▸ What you will do
In the data that follows, count each line holding the string "ylabel"; answer with the number only.

+++ Listed entries

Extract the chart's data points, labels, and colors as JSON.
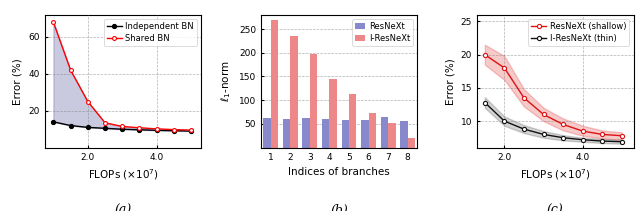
{
  "fig_width": 6.4,
  "fig_height": 2.11,
  "dpi": 100,
  "panel_a": {
    "xlabel": "FLOPs ($\\times10^7$)",
    "ylabel": "Error (%)",
    "xlim": [
      7500000.0,
      53000000.0
    ],
    "ylim": [
      0,
      72
    ],
    "yticks": [
      20,
      40,
      60
    ],
    "xticks": [
      20000000.0,
      40000000.0
    ],
    "xticklabels": [
      "2.0",
      "4.0"
    ],
    "independent_x": [
      10000000.0,
      15000000.0,
      20000000.0,
      25000000.0,
      30000000.0,
      35000000.0,
      40000000.0,
      45000000.0,
      50000000.0
    ],
    "independent_y": [
      14.0,
      12.0,
      11.0,
      10.5,
      10.0,
      9.7,
      9.4,
      9.2,
      9.0
    ],
    "shared_x": [
      10000000.0,
      15000000.0,
      20000000.0,
      25000000.0,
      30000000.0,
      35000000.0,
      40000000.0,
      45000000.0,
      50000000.0
    ],
    "shared_y": [
      68.0,
      42.0,
      25.0,
      13.5,
      11.5,
      10.8,
      10.2,
      9.8,
      9.5
    ],
    "fill_color": "#8888bb",
    "fill_alpha": 0.45,
    "label": "(a)"
  },
  "panel_b": {
    "xlabel": "Indices of branches",
    "ylabel": "$\\ell_1$-norm",
    "ylim": [
      0,
      280
    ],
    "yticks": [
      50,
      100,
      150,
      200,
      250
    ],
    "resnext_vals": [
      62,
      60,
      63,
      60,
      58,
      58,
      65,
      57
    ],
    "i_resnext_vals": [
      268,
      236,
      197,
      144,
      113,
      74,
      52,
      20
    ],
    "resnext_color": "#8888cc",
    "i_resnext_color": "#ee8888",
    "label": "(b)"
  },
  "panel_c": {
    "xlabel": "FLOPs ($\\times10^7$)",
    "ylabel": "Error (%)",
    "xlim": [
      13000000.0,
      53000000.0
    ],
    "ylim": [
      6,
      26
    ],
    "yticks": [
      10,
      15,
      20,
      25
    ],
    "xticks": [
      20000000.0,
      40000000.0
    ],
    "xticklabels": [
      "2.0",
      "4.0"
    ],
    "shallow_x": [
      15000000.0,
      20000000.0,
      25000000.0,
      30000000.0,
      35000000.0,
      40000000.0,
      45000000.0,
      50000000.0
    ],
    "shallow_y": [
      20.0,
      18.0,
      13.5,
      11.0,
      9.5,
      8.5,
      8.0,
      7.8
    ],
    "shallow_y_lo": [
      18.5,
      16.2,
      12.2,
      10.0,
      8.6,
      7.8,
      7.4,
      7.2
    ],
    "shallow_y_hi": [
      21.5,
      19.8,
      14.8,
      12.0,
      10.4,
      9.3,
      8.6,
      8.3
    ],
    "thin_x": [
      15000000.0,
      20000000.0,
      25000000.0,
      30000000.0,
      35000000.0,
      40000000.0,
      45000000.0,
      50000000.0
    ],
    "thin_y": [
      12.8,
      10.0,
      8.8,
      8.0,
      7.5,
      7.2,
      7.0,
      6.9
    ],
    "thin_y_lo": [
      12.0,
      9.3,
      8.2,
      7.5,
      7.1,
      6.9,
      6.7,
      6.6
    ],
    "thin_y_hi": [
      13.6,
      10.7,
      9.4,
      8.5,
      7.9,
      7.5,
      7.3,
      7.2
    ],
    "shallow_color": "#dd1111",
    "thin_color": "#111111",
    "label": "(c)"
  }
}
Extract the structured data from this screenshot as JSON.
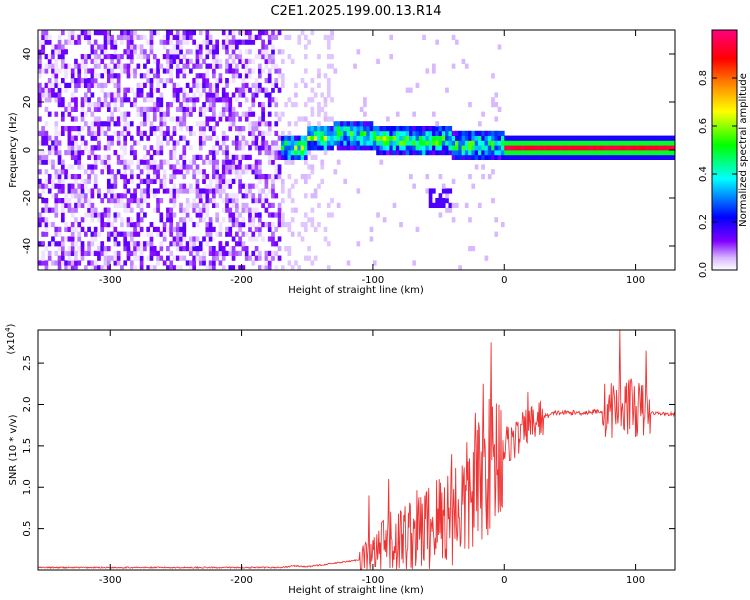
{
  "chart_data": [
    {
      "type": "heatmap",
      "title": "C2E1.2025.199.00.13.R14",
      "xlabel": "Height of straight line (km)",
      "ylabel": "Frequency (Hz)",
      "xlim": [
        -355,
        130
      ],
      "ylim": [
        -50,
        50
      ],
      "xticks": [
        -300,
        -200,
        -100,
        0,
        100
      ],
      "yticks": [
        -40,
        -20,
        0,
        20,
        40
      ],
      "colorbar": {
        "label": "Normalized spectral amplitude",
        "range": [
          0,
          1
        ],
        "ticks": [
          0.0,
          0.2,
          0.4,
          0.6,
          0.8
        ],
        "colors": [
          "#ffffff",
          "#8000ff",
          "#0000ff",
          "#00ffff",
          "#00ff00",
          "#ffff00",
          "#ff8000",
          "#ff0000",
          "#ff0080"
        ]
      },
      "regions": [
        {
          "name": "noise",
          "x": [
            -355,
            -170
          ],
          "f": [
            -50,
            50
          ],
          "amplitude": 0.15
        },
        {
          "name": "transition",
          "x": [
            -170,
            0
          ],
          "f_center": [
            0,
            5,
            6,
            2,
            0
          ],
          "amplitude": 0.4
        },
        {
          "name": "carrier",
          "x": [
            0,
            130
          ],
          "f": 0,
          "amplitude": 0.9
        }
      ]
    },
    {
      "type": "line",
      "xlabel": "Height of straight line (km)",
      "ylabel": "SNR (10 * v/v)",
      "yscale_label": "(x10",
      "yscale_exp": "4",
      "xlim": [
        -355,
        130
      ],
      "ylim": [
        0,
        2.9
      ],
      "xticks": [
        -300,
        -200,
        -100,
        0,
        100
      ],
      "yticks": [
        0.5,
        1.0,
        1.5,
        2.0,
        2.5
      ],
      "color": "#ee3333",
      "series": [
        {
          "x": [
            -355,
            -170,
            -160,
            -150,
            -120,
            -100,
            -90,
            -80,
            -70,
            -60,
            -50,
            -40,
            -30,
            -20,
            -15,
            -10,
            -5,
            0,
            10,
            20,
            30,
            40,
            60,
            80,
            90,
            100,
            110,
            130
          ],
          "y": [
            0.03,
            0.03,
            0.05,
            0.04,
            0.1,
            0.15,
            0.3,
            0.35,
            0.45,
            0.5,
            0.6,
            0.7,
            0.8,
            1.0,
            1.2,
            1.3,
            1.4,
            1.5,
            1.6,
            1.75,
            1.85,
            1.9,
            1.9,
            1.93,
            2.0,
            1.95,
            1.9,
            1.88
          ],
          "spikes": [
            {
              "x": -103,
              "y": 0.9
            },
            {
              "x": -88,
              "y": 1.1
            },
            {
              "x": -40,
              "y": 1.4
            },
            {
              "x": -22,
              "y": 1.9
            },
            {
              "x": -16,
              "y": 2.25
            },
            {
              "x": -10,
              "y": 2.75
            },
            {
              "x": 18,
              "y": 2.15
            },
            {
              "x": 88,
              "y": 2.9
            },
            {
              "x": 95,
              "y": 2.3
            },
            {
              "x": 108,
              "y": 2.65
            }
          ]
        }
      ]
    }
  ]
}
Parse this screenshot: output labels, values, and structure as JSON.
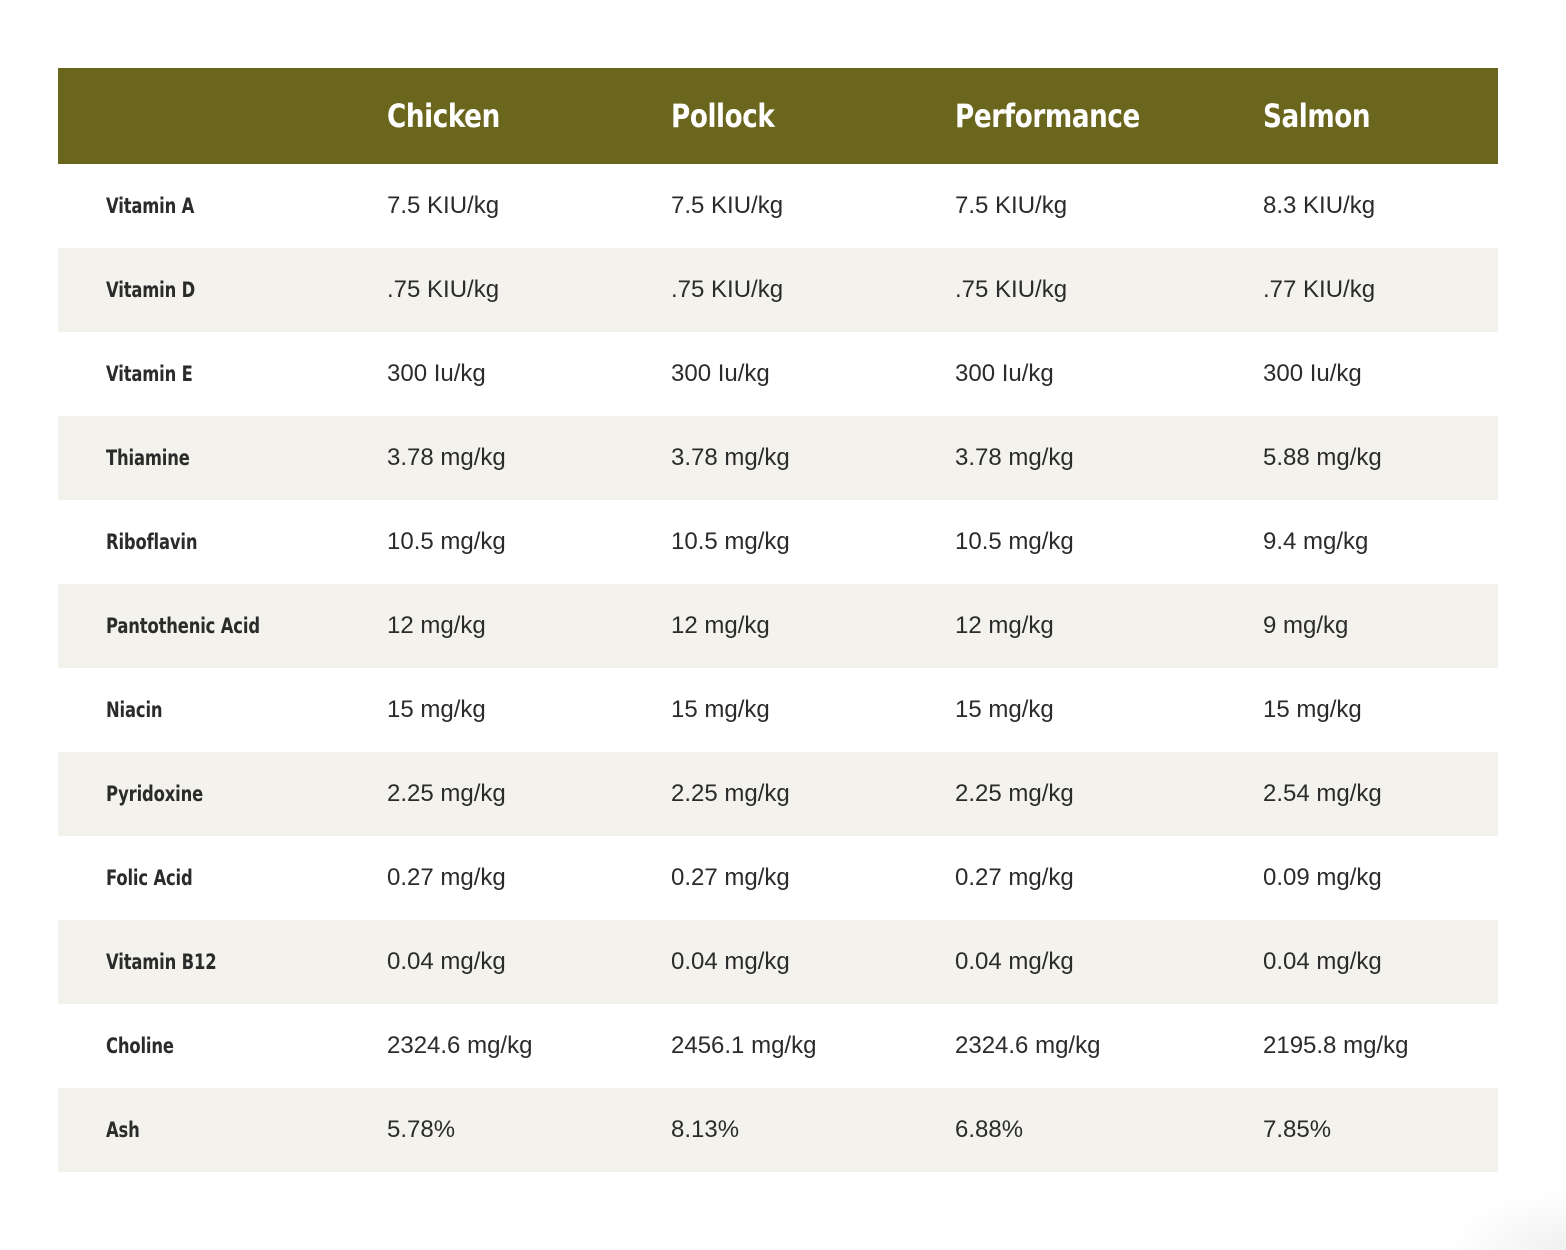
{
  "table": {
    "headers": [
      "",
      "Chicken",
      "Pollock",
      "Performance",
      "Salmon"
    ],
    "rows": [
      {
        "label": "Vitamin A",
        "values": [
          "7.5 KIU/kg",
          "7.5 KIU/kg",
          "7.5 KIU/kg",
          "8.3 KIU/kg"
        ]
      },
      {
        "label": "Vitamin D",
        "values": [
          ".75 KIU/kg",
          ".75 KIU/kg",
          ".75 KIU/kg",
          ".77 KIU/kg"
        ]
      },
      {
        "label": "Vitamin E",
        "values": [
          "300 Iu/kg",
          "300 Iu/kg",
          "300 Iu/kg",
          "300 Iu/kg"
        ]
      },
      {
        "label": "Thiamine",
        "values": [
          "3.78 mg/kg",
          "3.78 mg/kg",
          "3.78 mg/kg",
          "5.88 mg/kg"
        ]
      },
      {
        "label": "Riboflavin",
        "values": [
          "10.5 mg/kg",
          "10.5 mg/kg",
          "10.5 mg/kg",
          "9.4 mg/kg"
        ]
      },
      {
        "label": "Pantothenic Acid",
        "values": [
          "12 mg/kg",
          "12 mg/kg",
          "12 mg/kg",
          "9 mg/kg"
        ]
      },
      {
        "label": "Niacin",
        "values": [
          "15 mg/kg",
          "15 mg/kg",
          "15 mg/kg",
          "15 mg/kg"
        ]
      },
      {
        "label": "Pyridoxine",
        "values": [
          "2.25 mg/kg",
          "2.25 mg/kg",
          "2.25 mg/kg",
          "2.54 mg/kg"
        ]
      },
      {
        "label": "Folic Acid",
        "values": [
          "0.27 mg/kg",
          "0.27 mg/kg",
          "0.27 mg/kg",
          "0.09 mg/kg"
        ]
      },
      {
        "label": "Vitamin B12",
        "values": [
          "0.04 mg/kg",
          "0.04 mg/kg",
          "0.04 mg/kg",
          "0.04 mg/kg"
        ]
      },
      {
        "label": "Choline",
        "values": [
          "2324.6 mg/kg",
          "2456.1 mg/kg",
          "2324.6 mg/kg",
          "2195.8 mg/kg"
        ]
      },
      {
        "label": "Ash",
        "values": [
          "5.78%",
          "8.13%",
          "6.88%",
          "7.85%"
        ]
      }
    ]
  },
  "colors": {
    "header_background": "#6b661d",
    "alt_row_background": "#f4f2ed",
    "text": "#2b2b2b",
    "header_text": "#ffffff"
  }
}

++++++

▸ Expected answer
5